** Start EXTRACTED RECORDS **

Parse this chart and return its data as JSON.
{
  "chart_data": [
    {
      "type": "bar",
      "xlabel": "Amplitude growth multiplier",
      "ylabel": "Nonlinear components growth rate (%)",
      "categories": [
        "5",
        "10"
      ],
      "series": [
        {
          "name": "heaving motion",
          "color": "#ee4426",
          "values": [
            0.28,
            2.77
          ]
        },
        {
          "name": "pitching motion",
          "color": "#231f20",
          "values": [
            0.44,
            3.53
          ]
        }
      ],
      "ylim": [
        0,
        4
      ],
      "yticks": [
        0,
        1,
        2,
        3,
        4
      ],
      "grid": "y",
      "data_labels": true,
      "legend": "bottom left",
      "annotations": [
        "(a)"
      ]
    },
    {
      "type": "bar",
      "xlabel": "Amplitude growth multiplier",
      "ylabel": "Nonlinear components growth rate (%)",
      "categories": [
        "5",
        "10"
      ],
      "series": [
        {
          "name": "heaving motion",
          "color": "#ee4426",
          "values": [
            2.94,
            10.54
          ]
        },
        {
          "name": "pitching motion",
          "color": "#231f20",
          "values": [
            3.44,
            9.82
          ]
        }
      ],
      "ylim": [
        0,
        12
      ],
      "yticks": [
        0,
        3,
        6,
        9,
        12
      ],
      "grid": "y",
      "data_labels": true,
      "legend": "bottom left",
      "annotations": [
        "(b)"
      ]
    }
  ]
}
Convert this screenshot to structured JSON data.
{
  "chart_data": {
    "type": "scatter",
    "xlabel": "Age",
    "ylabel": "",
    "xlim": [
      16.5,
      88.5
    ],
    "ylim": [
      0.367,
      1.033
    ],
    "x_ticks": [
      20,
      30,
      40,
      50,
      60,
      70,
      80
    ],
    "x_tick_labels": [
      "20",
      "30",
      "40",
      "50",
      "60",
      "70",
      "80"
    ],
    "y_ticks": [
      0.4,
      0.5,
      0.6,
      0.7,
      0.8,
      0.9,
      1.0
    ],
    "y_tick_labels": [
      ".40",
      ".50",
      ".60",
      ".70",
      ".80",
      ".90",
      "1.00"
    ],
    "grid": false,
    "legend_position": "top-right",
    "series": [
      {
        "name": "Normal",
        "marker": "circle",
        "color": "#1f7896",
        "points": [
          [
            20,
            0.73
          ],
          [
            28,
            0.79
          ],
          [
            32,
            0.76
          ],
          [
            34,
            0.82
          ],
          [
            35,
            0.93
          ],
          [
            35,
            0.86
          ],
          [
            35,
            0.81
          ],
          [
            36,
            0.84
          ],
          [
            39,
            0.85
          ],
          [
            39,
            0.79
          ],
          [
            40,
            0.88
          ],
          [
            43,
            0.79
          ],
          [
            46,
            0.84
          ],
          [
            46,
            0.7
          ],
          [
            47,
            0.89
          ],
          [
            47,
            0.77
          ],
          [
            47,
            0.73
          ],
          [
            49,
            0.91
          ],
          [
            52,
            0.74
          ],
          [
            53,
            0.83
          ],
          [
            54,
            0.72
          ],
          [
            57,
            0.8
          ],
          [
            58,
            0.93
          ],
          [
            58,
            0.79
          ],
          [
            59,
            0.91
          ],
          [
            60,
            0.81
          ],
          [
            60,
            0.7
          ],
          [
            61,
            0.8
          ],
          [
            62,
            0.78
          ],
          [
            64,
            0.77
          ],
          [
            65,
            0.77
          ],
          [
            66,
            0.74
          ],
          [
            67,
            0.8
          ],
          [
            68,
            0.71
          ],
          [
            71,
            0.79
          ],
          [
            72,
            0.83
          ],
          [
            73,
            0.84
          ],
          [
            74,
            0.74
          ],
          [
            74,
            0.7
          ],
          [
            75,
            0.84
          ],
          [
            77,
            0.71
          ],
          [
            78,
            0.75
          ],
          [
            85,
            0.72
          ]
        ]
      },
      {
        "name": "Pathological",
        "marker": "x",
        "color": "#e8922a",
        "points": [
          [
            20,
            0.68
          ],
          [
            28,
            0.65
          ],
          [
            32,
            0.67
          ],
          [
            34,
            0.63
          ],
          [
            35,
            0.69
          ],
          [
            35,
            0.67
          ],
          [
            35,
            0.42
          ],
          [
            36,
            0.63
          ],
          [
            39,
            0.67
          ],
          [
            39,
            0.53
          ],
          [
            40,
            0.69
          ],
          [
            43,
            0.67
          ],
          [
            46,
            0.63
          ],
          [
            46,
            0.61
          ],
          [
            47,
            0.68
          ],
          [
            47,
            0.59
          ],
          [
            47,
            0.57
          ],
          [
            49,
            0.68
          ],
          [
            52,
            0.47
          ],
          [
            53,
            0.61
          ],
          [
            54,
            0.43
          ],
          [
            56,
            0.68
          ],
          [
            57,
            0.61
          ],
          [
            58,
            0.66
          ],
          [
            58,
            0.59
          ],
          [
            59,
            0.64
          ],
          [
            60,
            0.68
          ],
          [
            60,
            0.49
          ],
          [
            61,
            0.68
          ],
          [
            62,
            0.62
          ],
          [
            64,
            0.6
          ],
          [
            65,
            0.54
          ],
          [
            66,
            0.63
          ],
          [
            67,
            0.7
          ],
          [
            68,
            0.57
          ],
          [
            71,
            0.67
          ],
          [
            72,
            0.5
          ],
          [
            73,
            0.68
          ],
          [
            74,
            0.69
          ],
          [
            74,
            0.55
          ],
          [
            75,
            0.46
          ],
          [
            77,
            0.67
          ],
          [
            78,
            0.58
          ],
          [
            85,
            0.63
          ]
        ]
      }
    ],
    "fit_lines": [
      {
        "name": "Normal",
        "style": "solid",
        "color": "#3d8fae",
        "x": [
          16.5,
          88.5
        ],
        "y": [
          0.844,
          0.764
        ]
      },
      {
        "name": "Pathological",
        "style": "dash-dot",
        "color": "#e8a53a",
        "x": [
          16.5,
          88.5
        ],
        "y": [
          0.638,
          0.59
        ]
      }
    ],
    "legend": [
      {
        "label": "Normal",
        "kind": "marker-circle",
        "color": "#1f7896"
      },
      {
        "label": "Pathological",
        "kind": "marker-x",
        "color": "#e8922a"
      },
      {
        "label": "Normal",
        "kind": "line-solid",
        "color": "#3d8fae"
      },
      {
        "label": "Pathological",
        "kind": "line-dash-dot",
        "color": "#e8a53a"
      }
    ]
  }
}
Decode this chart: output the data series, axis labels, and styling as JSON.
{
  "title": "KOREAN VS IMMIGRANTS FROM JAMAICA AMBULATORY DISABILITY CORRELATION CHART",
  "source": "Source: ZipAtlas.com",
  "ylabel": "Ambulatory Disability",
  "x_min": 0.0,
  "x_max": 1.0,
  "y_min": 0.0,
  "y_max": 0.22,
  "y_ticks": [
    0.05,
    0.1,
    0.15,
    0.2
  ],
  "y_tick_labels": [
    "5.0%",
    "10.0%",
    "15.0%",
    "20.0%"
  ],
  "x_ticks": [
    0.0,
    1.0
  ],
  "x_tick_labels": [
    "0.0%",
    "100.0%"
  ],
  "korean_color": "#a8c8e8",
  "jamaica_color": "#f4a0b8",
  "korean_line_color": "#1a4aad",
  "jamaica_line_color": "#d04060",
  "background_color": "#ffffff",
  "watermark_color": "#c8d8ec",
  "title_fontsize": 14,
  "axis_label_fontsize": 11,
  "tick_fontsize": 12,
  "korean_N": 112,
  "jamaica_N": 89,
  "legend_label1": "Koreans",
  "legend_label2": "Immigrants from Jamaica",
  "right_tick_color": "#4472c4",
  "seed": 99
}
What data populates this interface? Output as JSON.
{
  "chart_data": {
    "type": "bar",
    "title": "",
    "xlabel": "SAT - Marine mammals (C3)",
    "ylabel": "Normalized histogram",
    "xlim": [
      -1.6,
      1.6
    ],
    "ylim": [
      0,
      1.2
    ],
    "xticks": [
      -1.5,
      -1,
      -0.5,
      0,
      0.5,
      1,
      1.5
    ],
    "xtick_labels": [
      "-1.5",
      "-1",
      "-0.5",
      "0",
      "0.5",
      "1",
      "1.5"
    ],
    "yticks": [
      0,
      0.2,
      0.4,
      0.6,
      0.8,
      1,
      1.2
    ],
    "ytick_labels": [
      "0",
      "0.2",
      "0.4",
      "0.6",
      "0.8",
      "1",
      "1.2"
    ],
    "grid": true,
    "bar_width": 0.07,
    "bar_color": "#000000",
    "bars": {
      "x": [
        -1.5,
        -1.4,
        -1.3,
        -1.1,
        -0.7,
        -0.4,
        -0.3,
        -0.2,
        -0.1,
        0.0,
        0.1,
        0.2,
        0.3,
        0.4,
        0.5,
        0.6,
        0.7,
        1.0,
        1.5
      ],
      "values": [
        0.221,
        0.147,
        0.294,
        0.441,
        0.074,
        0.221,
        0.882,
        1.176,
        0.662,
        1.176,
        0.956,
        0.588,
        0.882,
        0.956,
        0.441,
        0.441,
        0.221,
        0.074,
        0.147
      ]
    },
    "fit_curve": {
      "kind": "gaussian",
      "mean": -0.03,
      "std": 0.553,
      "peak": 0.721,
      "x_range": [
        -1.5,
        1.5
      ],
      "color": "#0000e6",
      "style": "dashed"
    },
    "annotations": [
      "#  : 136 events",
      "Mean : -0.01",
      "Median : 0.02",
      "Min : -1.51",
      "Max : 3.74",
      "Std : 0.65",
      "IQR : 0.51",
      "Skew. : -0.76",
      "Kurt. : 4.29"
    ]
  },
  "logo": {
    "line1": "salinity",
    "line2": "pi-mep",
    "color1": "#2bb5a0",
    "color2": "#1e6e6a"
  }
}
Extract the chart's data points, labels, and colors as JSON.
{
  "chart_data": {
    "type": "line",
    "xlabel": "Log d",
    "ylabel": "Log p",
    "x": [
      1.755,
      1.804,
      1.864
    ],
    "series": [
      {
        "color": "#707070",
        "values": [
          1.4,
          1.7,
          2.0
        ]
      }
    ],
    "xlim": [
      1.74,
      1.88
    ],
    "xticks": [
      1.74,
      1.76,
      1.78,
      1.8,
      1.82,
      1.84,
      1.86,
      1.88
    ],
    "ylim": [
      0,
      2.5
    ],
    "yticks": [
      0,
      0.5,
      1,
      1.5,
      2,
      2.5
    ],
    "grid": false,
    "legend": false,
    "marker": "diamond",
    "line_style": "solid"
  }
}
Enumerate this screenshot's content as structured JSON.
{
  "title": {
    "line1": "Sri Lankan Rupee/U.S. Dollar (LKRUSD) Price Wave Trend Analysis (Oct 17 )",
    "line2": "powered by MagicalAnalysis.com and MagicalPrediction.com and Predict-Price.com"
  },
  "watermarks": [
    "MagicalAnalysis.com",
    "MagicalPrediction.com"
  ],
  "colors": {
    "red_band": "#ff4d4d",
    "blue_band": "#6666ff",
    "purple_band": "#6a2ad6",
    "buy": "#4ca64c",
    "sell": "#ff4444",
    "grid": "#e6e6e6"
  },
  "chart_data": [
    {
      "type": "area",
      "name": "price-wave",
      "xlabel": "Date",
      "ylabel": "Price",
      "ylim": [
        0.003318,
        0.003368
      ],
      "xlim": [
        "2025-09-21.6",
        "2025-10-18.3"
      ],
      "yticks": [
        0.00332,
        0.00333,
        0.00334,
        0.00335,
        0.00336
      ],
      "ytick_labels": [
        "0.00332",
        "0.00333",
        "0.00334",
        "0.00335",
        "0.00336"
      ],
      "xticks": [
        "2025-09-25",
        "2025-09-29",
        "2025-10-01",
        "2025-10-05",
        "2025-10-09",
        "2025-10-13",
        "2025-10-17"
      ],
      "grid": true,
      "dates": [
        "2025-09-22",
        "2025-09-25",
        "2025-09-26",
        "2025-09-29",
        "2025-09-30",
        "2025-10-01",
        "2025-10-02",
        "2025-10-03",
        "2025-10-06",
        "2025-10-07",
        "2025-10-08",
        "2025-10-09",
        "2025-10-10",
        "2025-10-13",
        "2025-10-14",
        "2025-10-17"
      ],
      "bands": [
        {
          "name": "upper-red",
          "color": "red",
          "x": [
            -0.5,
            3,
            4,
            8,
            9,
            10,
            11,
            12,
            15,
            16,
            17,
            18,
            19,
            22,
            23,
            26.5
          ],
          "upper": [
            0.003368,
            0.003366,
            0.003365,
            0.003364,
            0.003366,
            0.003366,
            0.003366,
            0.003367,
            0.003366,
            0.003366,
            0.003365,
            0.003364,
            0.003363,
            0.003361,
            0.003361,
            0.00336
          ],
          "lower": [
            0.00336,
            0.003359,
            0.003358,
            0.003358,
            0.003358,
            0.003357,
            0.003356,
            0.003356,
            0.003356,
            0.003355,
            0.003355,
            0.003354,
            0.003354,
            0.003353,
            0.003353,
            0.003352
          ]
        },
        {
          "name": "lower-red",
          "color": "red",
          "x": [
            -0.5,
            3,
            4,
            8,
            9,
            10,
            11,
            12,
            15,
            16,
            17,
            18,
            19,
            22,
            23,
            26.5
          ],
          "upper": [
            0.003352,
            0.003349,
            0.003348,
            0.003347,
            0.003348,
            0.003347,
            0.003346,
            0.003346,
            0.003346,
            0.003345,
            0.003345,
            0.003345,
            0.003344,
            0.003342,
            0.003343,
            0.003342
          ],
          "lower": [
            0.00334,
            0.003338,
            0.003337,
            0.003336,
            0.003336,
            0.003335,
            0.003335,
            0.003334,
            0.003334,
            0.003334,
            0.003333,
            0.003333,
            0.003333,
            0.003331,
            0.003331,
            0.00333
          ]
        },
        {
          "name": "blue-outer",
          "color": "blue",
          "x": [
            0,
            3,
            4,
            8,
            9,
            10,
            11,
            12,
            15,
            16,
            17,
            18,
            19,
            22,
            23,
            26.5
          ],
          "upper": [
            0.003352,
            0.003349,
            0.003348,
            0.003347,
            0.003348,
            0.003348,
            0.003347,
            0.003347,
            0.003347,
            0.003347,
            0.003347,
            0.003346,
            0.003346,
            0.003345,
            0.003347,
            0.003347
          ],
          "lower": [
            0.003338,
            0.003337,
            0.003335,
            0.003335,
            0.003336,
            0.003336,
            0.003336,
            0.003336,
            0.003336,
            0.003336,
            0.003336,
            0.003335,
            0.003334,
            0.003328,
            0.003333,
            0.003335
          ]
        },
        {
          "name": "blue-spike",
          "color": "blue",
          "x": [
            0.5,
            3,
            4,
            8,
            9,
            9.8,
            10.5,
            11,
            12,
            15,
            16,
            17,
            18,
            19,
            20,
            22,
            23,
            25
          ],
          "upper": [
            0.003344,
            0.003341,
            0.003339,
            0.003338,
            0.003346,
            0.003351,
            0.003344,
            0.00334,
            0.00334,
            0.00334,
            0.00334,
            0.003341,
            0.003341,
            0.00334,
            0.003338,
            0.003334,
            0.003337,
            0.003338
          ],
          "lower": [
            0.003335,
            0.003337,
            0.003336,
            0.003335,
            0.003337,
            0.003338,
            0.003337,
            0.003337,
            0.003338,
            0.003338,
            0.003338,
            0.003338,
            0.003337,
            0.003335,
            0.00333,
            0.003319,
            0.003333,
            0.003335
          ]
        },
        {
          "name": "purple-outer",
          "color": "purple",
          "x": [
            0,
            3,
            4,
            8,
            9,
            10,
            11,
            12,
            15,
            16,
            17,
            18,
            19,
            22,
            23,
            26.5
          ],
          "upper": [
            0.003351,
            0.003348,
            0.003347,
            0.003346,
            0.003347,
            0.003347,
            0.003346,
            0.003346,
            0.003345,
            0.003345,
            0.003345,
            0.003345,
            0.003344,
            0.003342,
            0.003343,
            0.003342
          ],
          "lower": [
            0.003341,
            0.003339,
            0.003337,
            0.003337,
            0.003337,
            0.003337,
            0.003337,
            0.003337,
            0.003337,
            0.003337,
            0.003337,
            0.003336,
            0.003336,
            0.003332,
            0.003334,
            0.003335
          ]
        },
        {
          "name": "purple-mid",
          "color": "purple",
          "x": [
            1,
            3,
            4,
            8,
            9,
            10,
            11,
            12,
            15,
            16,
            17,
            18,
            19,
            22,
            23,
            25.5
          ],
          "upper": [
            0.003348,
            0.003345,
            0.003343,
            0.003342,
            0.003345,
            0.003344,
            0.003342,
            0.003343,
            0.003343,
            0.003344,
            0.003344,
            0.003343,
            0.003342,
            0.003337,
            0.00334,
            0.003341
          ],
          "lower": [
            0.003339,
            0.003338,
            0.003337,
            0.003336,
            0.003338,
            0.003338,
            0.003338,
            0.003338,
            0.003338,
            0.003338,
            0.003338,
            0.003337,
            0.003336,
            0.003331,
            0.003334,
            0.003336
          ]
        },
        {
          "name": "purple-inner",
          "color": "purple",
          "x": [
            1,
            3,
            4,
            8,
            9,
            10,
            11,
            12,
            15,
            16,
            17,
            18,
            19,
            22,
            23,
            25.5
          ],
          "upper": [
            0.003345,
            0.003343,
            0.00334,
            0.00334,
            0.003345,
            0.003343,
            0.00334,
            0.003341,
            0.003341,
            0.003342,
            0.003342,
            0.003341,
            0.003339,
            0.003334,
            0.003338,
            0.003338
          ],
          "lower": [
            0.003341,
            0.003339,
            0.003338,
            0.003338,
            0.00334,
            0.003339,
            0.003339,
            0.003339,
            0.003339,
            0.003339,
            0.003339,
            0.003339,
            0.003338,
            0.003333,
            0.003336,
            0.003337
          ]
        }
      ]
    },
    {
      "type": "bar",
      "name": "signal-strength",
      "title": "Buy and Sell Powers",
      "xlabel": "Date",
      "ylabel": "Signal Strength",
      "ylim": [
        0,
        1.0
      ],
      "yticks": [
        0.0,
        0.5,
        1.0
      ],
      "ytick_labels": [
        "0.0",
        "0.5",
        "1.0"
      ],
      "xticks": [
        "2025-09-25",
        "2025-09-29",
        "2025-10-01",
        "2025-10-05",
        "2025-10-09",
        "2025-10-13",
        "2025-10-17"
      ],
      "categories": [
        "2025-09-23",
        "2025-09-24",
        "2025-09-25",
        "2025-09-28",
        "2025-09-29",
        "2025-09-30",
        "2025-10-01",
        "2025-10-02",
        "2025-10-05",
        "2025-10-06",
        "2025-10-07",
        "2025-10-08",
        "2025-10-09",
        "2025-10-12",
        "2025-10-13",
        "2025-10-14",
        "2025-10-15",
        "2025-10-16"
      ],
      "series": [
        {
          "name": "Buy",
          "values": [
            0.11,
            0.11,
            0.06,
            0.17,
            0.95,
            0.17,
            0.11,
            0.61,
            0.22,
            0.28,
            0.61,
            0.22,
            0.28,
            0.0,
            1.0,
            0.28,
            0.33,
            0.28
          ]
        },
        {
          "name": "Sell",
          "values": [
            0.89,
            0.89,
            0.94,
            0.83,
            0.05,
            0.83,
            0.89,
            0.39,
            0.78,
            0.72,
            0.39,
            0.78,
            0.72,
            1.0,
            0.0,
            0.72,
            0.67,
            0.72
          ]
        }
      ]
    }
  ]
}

** End EXTRACTED RECORDS **

(WORK TO DO)
Which lines hold the word "screenshot"? Copy every one of them.

(WORKED ANSWER)
Convert this screenshot to structured JSON data.
Enumerate this screenshot's content as structured JSON.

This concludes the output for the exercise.